* Short task:
Print everything from the first of the lines below down to the line containing "chevron-down-icon — [1001, 283, 1019, 294]", both included, copying each line without any change.

(Records)
---------------

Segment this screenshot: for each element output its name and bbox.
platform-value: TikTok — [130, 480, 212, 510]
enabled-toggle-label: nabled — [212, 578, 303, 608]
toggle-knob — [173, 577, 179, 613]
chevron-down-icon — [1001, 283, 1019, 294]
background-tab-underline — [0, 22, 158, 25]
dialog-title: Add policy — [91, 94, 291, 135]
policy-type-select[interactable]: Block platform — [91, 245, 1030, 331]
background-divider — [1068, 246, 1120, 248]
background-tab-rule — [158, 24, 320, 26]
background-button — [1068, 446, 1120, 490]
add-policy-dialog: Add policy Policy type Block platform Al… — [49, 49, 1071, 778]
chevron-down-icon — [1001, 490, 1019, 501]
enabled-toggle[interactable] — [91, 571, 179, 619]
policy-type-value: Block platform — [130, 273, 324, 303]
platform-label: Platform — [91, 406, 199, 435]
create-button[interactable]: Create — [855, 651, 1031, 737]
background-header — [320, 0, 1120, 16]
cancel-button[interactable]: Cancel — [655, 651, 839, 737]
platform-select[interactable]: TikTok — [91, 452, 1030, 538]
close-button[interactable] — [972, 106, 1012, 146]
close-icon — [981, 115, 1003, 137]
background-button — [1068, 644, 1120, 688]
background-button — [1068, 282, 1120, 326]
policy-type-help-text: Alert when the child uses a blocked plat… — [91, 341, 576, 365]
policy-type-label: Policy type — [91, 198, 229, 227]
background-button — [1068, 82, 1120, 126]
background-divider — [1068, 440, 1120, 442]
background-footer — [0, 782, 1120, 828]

---------------

* Response to the exercise:
Segment this screenshot: for each element output its name and bbox.
platform-value: TikTok — [130, 480, 212, 510]
enabled-toggle-label: nabled — [212, 578, 303, 608]
toggle-knob — [173, 577, 179, 613]
chevron-down-icon — [1001, 283, 1019, 294]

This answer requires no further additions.